* BEGIN Records shown *

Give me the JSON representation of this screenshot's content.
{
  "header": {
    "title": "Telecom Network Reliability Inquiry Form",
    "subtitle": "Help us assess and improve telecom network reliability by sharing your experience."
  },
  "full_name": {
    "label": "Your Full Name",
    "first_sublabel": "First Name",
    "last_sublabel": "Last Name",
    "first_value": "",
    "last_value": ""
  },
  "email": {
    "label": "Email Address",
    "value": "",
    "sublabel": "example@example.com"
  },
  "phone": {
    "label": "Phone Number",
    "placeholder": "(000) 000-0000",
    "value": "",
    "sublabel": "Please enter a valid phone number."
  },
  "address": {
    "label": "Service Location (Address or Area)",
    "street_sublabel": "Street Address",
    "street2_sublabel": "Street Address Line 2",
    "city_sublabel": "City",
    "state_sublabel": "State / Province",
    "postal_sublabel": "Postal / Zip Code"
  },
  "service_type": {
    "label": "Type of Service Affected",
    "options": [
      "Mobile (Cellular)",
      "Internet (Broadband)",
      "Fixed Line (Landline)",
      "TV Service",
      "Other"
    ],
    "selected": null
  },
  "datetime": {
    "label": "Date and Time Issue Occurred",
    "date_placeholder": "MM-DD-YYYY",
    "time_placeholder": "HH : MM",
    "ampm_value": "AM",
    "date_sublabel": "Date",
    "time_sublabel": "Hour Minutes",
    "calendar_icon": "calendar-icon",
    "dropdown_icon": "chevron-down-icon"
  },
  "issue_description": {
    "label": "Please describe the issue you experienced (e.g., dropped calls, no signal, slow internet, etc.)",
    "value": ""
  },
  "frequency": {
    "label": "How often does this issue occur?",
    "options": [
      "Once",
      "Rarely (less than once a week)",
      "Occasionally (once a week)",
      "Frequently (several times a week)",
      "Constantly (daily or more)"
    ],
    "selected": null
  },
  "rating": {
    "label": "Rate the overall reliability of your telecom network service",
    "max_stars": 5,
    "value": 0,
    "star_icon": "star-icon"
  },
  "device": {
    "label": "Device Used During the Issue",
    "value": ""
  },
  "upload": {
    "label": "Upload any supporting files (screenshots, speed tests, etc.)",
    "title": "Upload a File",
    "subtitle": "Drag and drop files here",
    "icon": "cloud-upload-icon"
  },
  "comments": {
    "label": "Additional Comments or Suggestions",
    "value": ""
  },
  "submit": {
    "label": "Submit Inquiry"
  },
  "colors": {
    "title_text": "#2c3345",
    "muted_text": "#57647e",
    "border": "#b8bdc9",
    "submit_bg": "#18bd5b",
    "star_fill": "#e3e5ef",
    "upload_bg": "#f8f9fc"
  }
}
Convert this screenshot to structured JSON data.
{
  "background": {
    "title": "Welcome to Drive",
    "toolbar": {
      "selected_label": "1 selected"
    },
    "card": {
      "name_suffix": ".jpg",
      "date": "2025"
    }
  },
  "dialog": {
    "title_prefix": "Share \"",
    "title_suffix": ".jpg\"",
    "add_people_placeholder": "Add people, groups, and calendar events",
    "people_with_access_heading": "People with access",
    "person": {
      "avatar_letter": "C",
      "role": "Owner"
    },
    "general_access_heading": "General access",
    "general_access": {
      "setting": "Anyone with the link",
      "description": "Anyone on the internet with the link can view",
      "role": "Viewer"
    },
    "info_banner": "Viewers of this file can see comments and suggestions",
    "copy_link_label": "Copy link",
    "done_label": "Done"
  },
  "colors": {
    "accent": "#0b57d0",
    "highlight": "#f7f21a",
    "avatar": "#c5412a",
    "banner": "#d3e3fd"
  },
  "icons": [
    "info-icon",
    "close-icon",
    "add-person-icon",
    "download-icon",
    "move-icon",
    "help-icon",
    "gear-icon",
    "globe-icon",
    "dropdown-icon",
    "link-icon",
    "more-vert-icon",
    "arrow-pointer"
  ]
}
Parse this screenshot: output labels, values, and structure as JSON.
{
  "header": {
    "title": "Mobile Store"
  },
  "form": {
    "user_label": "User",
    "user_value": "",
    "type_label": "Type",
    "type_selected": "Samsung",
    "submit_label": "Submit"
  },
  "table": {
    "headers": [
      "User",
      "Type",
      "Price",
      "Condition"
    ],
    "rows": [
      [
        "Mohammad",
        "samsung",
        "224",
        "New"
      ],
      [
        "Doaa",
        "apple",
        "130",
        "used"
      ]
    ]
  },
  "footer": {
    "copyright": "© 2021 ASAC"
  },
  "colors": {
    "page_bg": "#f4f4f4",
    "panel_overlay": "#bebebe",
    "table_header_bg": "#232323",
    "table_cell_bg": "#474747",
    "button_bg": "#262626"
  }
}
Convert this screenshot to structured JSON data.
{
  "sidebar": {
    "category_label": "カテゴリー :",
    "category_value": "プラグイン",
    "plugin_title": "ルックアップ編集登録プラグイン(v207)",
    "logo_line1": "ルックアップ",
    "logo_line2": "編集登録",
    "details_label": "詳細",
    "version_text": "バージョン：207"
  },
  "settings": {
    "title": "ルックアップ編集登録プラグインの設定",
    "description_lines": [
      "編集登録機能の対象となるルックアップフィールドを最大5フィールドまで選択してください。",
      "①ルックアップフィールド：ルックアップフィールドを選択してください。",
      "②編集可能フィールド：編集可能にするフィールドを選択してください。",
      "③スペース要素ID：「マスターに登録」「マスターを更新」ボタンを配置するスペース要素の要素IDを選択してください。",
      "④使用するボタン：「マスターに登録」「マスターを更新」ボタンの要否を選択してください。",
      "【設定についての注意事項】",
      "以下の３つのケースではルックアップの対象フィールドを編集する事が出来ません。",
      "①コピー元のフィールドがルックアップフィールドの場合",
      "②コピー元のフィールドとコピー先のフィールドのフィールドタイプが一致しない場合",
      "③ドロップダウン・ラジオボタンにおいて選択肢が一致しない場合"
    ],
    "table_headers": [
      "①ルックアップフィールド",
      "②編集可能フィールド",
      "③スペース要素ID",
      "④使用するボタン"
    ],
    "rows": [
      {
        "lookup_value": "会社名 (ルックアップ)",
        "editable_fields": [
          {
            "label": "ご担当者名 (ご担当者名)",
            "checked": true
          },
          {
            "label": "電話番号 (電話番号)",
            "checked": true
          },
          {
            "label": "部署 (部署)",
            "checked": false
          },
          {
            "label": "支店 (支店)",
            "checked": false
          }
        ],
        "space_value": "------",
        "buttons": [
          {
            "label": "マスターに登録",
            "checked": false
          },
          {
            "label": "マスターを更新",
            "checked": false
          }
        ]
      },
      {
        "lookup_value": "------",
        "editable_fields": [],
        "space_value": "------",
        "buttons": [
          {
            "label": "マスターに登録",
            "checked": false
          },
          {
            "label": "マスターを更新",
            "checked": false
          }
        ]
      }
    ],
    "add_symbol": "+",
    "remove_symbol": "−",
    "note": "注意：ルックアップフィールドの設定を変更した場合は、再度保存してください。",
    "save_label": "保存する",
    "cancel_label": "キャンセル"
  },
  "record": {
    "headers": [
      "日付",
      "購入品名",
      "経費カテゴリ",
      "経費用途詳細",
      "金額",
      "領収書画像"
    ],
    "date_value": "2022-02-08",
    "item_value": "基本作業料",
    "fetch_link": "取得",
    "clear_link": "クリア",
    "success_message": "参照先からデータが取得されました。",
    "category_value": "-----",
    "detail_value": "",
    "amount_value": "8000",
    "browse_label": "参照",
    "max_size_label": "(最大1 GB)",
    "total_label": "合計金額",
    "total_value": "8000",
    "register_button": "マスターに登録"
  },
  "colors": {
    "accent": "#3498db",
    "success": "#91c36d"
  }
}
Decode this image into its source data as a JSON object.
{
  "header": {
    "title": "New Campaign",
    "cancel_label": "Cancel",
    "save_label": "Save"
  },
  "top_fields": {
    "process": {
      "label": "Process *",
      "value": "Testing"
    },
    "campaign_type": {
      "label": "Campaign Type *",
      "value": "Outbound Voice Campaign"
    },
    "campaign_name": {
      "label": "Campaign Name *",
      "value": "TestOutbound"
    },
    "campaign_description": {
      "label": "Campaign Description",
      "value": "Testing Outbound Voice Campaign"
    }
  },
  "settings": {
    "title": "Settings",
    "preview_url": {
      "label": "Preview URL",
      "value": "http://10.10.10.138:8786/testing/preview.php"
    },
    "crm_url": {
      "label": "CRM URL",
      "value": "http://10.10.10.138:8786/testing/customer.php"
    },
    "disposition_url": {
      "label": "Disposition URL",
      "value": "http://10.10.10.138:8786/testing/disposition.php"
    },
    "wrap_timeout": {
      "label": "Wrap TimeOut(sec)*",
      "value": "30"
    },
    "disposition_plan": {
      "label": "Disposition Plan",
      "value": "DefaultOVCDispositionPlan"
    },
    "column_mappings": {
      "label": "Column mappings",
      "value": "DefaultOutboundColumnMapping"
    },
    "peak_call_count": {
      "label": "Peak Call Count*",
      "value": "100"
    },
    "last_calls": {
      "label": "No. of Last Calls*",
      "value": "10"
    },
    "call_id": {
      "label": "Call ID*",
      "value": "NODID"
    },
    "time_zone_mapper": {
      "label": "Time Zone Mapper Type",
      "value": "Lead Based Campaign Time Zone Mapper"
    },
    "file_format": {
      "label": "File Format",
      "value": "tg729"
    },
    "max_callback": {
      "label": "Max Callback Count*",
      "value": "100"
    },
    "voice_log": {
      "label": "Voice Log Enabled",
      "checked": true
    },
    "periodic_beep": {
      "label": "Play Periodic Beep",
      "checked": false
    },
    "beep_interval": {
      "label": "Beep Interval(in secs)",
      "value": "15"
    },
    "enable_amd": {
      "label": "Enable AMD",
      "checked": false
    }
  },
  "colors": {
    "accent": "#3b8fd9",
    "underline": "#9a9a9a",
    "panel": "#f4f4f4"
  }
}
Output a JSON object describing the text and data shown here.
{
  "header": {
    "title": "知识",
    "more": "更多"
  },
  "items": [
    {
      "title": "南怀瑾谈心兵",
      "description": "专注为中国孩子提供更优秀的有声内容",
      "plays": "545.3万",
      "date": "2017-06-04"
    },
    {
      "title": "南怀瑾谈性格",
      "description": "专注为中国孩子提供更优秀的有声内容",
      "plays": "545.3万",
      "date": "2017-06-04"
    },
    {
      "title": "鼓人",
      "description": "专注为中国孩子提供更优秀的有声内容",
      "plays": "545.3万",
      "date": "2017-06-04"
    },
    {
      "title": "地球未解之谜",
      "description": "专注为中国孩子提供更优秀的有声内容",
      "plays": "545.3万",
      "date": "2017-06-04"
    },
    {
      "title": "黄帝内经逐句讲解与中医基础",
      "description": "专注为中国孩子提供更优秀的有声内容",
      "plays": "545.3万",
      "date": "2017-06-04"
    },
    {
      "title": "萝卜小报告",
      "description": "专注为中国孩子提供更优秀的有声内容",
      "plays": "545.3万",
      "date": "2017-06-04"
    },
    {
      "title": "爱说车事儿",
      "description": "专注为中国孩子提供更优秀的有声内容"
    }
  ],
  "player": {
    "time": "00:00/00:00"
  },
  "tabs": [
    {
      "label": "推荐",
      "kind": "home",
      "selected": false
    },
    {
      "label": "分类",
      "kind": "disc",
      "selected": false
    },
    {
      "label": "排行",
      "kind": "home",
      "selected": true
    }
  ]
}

* END Records shown *

→ Short exercise: Pull out all lines containing "true".

→ Response below:
            "checked": true
            "checked": true
      "checked": true
      "selected": true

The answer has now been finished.